Task directions: Determine how many lines contain the string "highlighted" and reply with that number alone.

Input rows:
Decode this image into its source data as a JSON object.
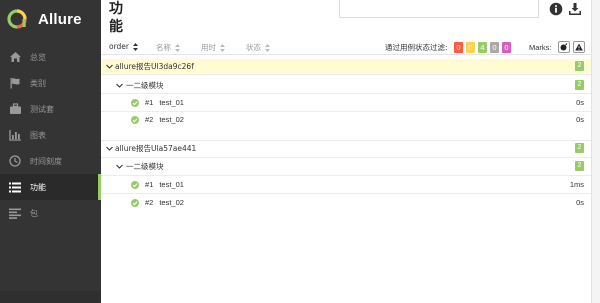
{
  "brand": {
    "name": "Allure"
  },
  "nav": [
    {
      "label": "总览",
      "icon": "home-icon"
    },
    {
      "label": "类别",
      "icon": "flag-icon"
    },
    {
      "label": "测试套",
      "icon": "briefcase-icon"
    },
    {
      "label": "图表",
      "icon": "bar-chart-icon"
    },
    {
      "label": "时间刻度",
      "icon": "clock-icon"
    },
    {
      "label": "功能",
      "icon": "list-icon",
      "active": true
    },
    {
      "label": "包",
      "icon": "align-left-icon"
    }
  ],
  "page": {
    "title": "功能"
  },
  "toolbar": {
    "sort": [
      {
        "label": "order"
      },
      {
        "label": "名称"
      },
      {
        "label": "用时"
      },
      {
        "label": "状态"
      }
    ],
    "filter_label": "通过用例状态过滤:",
    "status_counts": [
      {
        "value": "0",
        "color": "#fd5a3e"
      },
      {
        "value": "0",
        "color": "#ffd050"
      },
      {
        "value": "4",
        "color": "#97cc64"
      },
      {
        "value": "0",
        "color": "#aaaaaa"
      },
      {
        "value": "0",
        "color": "#d35ebe"
      }
    ],
    "marks_label": "Marks:"
  },
  "groups": [
    {
      "name": "allure报告Ul3da9c26f",
      "count": "2",
      "highlighted": true,
      "sub": {
        "name": "一二级模块",
        "count": "2",
        "tests": [
          {
            "num": "#1",
            "name": "test_01",
            "duration": "0s"
          },
          {
            "num": "#2",
            "name": "test_02",
            "duration": "0s"
          }
        ]
      }
    },
    {
      "name": "allure报告Ula57ae441",
      "count": "2",
      "highlighted": false,
      "sub": {
        "name": "一二级模块",
        "count": "2",
        "tests": [
          {
            "num": "#1",
            "name": "test_01",
            "duration": "1ms"
          },
          {
            "num": "#2",
            "name": "test_02",
            "duration": "0s"
          }
        ]
      }
    }
  ]
}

The completed task: 2